- The problem -
Work out the number of lines in the records that include the word "each"; reply with that number alone.

[Begin Records for this task]

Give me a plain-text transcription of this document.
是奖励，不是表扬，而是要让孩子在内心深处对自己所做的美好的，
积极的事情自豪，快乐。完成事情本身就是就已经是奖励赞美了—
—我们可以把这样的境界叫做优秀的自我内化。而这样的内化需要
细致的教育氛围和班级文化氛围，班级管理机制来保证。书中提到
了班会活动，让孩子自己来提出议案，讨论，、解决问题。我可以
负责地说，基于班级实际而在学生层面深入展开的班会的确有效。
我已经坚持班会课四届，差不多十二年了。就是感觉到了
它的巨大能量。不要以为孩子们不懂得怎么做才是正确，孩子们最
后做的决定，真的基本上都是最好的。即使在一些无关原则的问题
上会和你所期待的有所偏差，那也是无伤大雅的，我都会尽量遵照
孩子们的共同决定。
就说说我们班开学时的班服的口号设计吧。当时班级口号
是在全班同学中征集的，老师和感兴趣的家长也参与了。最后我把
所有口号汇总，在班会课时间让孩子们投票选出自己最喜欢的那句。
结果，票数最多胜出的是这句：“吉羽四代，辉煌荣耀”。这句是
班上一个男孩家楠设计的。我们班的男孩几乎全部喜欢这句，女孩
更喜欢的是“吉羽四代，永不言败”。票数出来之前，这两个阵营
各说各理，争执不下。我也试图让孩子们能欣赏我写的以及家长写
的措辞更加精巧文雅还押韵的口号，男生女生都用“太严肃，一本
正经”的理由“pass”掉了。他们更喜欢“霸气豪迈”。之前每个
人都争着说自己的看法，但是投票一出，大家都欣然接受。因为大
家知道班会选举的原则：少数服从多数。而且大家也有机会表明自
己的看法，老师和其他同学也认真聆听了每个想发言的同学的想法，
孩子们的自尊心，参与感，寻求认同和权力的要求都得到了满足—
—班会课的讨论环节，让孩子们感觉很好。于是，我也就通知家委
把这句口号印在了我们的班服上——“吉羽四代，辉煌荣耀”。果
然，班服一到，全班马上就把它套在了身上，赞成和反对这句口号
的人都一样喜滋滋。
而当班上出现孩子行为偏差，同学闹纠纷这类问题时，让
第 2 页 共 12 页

[End Records for this task]
[Begin Records for this task]

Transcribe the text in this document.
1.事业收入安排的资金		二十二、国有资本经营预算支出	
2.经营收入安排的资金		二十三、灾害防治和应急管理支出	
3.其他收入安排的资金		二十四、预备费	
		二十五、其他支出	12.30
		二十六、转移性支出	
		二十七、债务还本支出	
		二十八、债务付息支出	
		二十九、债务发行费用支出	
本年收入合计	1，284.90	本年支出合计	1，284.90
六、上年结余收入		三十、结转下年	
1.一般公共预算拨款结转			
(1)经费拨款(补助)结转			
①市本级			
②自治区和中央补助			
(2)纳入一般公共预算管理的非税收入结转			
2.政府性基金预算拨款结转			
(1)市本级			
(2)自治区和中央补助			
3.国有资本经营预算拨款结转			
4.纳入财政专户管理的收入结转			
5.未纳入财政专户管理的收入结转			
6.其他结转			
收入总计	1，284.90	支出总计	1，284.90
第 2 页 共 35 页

[End Records for this task]
[Begin Records for this task]

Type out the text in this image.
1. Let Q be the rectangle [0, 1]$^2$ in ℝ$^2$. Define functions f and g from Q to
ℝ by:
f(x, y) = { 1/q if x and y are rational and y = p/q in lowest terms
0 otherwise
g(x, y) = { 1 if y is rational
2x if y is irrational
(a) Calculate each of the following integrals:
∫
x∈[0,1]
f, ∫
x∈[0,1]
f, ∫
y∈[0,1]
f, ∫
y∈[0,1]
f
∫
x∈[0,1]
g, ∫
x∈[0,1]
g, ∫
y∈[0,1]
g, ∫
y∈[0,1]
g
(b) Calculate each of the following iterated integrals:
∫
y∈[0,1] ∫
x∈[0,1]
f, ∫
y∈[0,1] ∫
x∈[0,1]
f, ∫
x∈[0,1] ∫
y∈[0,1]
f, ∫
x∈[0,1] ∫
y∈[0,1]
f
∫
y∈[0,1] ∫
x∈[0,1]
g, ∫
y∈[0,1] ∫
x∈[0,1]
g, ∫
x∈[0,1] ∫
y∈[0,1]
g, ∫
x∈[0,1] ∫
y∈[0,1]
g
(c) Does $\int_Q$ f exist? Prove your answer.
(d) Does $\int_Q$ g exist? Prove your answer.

[End Records for this task]

- Correct response -
2